=== WHAT TO WORK ON ===
Locate each line containing the string "header" and copy it out.
----------------------------------------
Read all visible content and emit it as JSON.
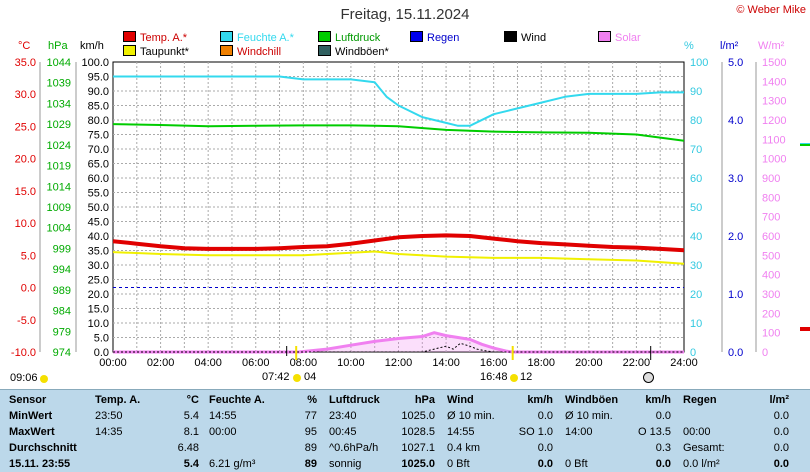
{
  "page": {
    "title": "Freitag, 15.11.2024",
    "copyright": "© Weber Mike",
    "sunrise_time": "07:42",
    "sunset_time": "16:48",
    "moon_left": "04",
    "moon_right": "12",
    "left_time": "09:06"
  },
  "legend": [
    {
      "label": "Temp. A.*",
      "color": "#e00000"
    },
    {
      "label": "Feuchte A.*",
      "color": "#33d9ee"
    },
    {
      "label": "Luftdruck",
      "color": "#00cc00"
    },
    {
      "label": "Regen",
      "color": "#0000ee"
    },
    {
      "label": "Wind",
      "color": "#000000"
    },
    {
      "label": "Solar",
      "color": "#f080f0"
    },
    {
      "label": "Taupunkt*",
      "color": "#f0f000"
    },
    {
      "label": "Windchill",
      "color": "#f08000"
    },
    {
      "label": "Windböen*",
      "color": "#306060"
    }
  ],
  "units": {
    "temp": "°C",
    "pressure": "hPa",
    "wind": "km/h",
    "humidity": "%",
    "rain": "l/m²",
    "solar": "W/m²"
  },
  "axes": {
    "temp_ticks": [
      "35.0",
      "30.0",
      "25.0",
      "20.0",
      "15.0",
      "10.0",
      "5.0",
      "0.0",
      "-5.0",
      "-10.0"
    ],
    "pressure_ticks": [
      "1044",
      "1039",
      "1034",
      "1029",
      "1024",
      "1019",
      "1014",
      "1009",
      "1004",
      "999",
      "994",
      "989",
      "984",
      "979",
      "974"
    ],
    "wind_ticks": [
      "100.0",
      "95.0",
      "90.0",
      "85.0",
      "80.0",
      "75.0",
      "70.0",
      "65.0",
      "60.0",
      "55.0",
      "50.0",
      "45.0",
      "40.0",
      "35.0",
      "30.0",
      "25.0",
      "20.0",
      "15.0",
      "10.0",
      "5.0",
      "0.0"
    ],
    "humidity_ticks": [
      "100",
      "90",
      "80",
      "70",
      "60",
      "50",
      "40",
      "30",
      "20",
      "10",
      "0"
    ],
    "rain_ticks": [
      "5.0",
      "4.0",
      "3.0",
      "2.0",
      "1.0",
      "0.0"
    ],
    "solar_ticks": [
      "1500",
      "1400",
      "1300",
      "1200",
      "1100",
      "1000",
      "900",
      "800",
      "700",
      "600",
      "500",
      "400",
      "300",
      "200",
      "100",
      "0"
    ],
    "x_ticks": [
      "00:00",
      "02:00",
      "04:00",
      "06:00",
      "08:00",
      "10:00",
      "12:00",
      "14:00",
      "16:00",
      "18:00",
      "20:00",
      "22:00",
      "24:00"
    ]
  },
  "chart_data": {
    "type": "line",
    "title": "Freitag, 15.11.2024",
    "x_unit": "hour",
    "xlim": [
      0,
      24
    ],
    "series": [
      {
        "name": "Temp. A.*",
        "unit": "°C",
        "ylim": [
          -10,
          35
        ],
        "color": "#e00000",
        "x": [
          0,
          1,
          2,
          3,
          4,
          5,
          6,
          7,
          8,
          9,
          10,
          11,
          12,
          13,
          14,
          15,
          16,
          17,
          18,
          19,
          20,
          21,
          22,
          23,
          24
        ],
        "values": [
          7.2,
          6.8,
          6.4,
          6.1,
          6.0,
          6.0,
          6.0,
          6.1,
          6.3,
          6.4,
          6.8,
          7.3,
          7.8,
          8.0,
          8.1,
          8.0,
          7.6,
          7.2,
          6.9,
          6.7,
          6.5,
          6.3,
          6.2,
          6.0,
          5.8
        ]
      },
      {
        "name": "Feuchte A.*",
        "unit": "%",
        "ylim": [
          0,
          100
        ],
        "color": "#33d9ee",
        "x": [
          0,
          1,
          2,
          3,
          4,
          5,
          6,
          7,
          8,
          9,
          10,
          11,
          11.5,
          12,
          13,
          14,
          14.5,
          15,
          16,
          17,
          18,
          19,
          20,
          21,
          22,
          23,
          24
        ],
        "values": [
          95,
          95,
          95,
          95,
          95,
          95,
          95,
          95,
          94,
          94,
          94,
          93,
          88,
          85,
          81,
          79,
          78,
          78,
          82,
          84,
          86,
          88,
          89,
          89,
          89,
          89.5,
          89.5
        ]
      },
      {
        "name": "Luftdruck",
        "unit": "hPa",
        "ylim": [
          974,
          1044
        ],
        "color": "#00cc00",
        "x": [
          0,
          2,
          4,
          6,
          8,
          10,
          12,
          14,
          16,
          18,
          20,
          22,
          24
        ],
        "values": [
          1029.0,
          1028.8,
          1028.5,
          1028.6,
          1028.7,
          1028.7,
          1028.5,
          1027.6,
          1027.2,
          1027.0,
          1026.9,
          1026.5,
          1025.0
        ]
      },
      {
        "name": "Taupunkt*",
        "unit": "°C",
        "ylim": [
          -10,
          35
        ],
        "color": "#f0f000",
        "x": [
          0,
          2,
          4,
          6,
          8,
          10,
          11,
          12,
          14,
          16,
          18,
          20,
          22,
          24
        ],
        "values": [
          5.5,
          5.2,
          5.0,
          5.0,
          5.0,
          5.4,
          5.6,
          5.2,
          4.8,
          4.6,
          4.6,
          4.4,
          4.2,
          3.7
        ]
      },
      {
        "name": "Solar",
        "unit": "W/m²",
        "ylim": [
          0,
          1500
        ],
        "color": "#f080f0",
        "x": [
          0,
          7.8,
          9,
          10,
          11,
          12,
          13,
          13.5,
          14,
          14.5,
          15,
          15.5,
          16,
          16.5,
          16.8,
          24
        ],
        "values": [
          0,
          0,
          15,
          35,
          55,
          70,
          80,
          100,
          85,
          75,
          65,
          40,
          20,
          5,
          0,
          0
        ]
      },
      {
        "name": "Wind",
        "unit": "km/h",
        "ylim": [
          0,
          100
        ],
        "color": "#000000",
        "x": [
          0,
          13,
          13.5,
          14,
          14.3,
          14.6,
          15,
          15.3,
          15.6,
          16,
          24
        ],
        "values": [
          0,
          0,
          1,
          2,
          1,
          3,
          2,
          1,
          0.5,
          0,
          0
        ]
      }
    ]
  },
  "table": {
    "sensor": {
      "header": "Sensor",
      "rows": [
        "MinWert",
        "MaxWert",
        "Durchschnitt",
        "15.11. 23:55"
      ]
    },
    "temp": {
      "header": "Temp. A.",
      "unit": "°C",
      "rows": [
        [
          "23:50",
          "5.4"
        ],
        [
          "14:35",
          "8.1"
        ],
        [
          "",
          "6.48"
        ],
        [
          "",
          "5.4"
        ]
      ]
    },
    "humidity": {
      "header": "Feuchte A.",
      "unit": "%",
      "rows": [
        [
          "14:55",
          "77"
        ],
        [
          "00:00",
          "95"
        ],
        [
          "",
          "89"
        ],
        [
          "6.21 g/m³",
          "89"
        ]
      ]
    },
    "pressure": {
      "header": "Luftdruck",
      "unit": "hPa",
      "rows": [
        [
          "23:40",
          "1025.0"
        ],
        [
          "00:45",
          "1028.5"
        ],
        [
          "^0.6hPa/h",
          "1027.1"
        ],
        [
          "sonnig",
          "1025.0"
        ]
      ]
    },
    "wind": {
      "header": "Wind",
      "unit": "km/h",
      "rows": [
        [
          "Ø 10 min.",
          "0.0"
        ],
        [
          "14:55",
          "SO 1.0"
        ],
        [
          "0.4 km",
          "0.0"
        ],
        [
          "0 Bft",
          "0.0"
        ]
      ]
    },
    "gust": {
      "header": "Windböen",
      "unit": "km/h",
      "rows": [
        [
          "Ø 10 min.",
          "0.0"
        ],
        [
          "14:00",
          "O 13.5"
        ],
        [
          "",
          "0.3"
        ],
        [
          "0 Bft",
          "0.0"
        ]
      ]
    },
    "rain": {
      "header": "Regen",
      "unit": "l/m²",
      "rows": [
        [
          "",
          "0.0"
        ],
        [
          "00:00",
          "0.0"
        ],
        [
          "Gesamt:",
          "0.0"
        ],
        [
          "0.0 l/m²",
          "0.0"
        ]
      ]
    }
  }
}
----------------------------------------
=== REPLY ===
      "header": "Sensor",
      "header": "Temp. A.",
      "header": "Feuchte A.",
      "header": "Luftdruck",
      "header": "Wind",
      "header": "Windböen",
      "header": "Regen",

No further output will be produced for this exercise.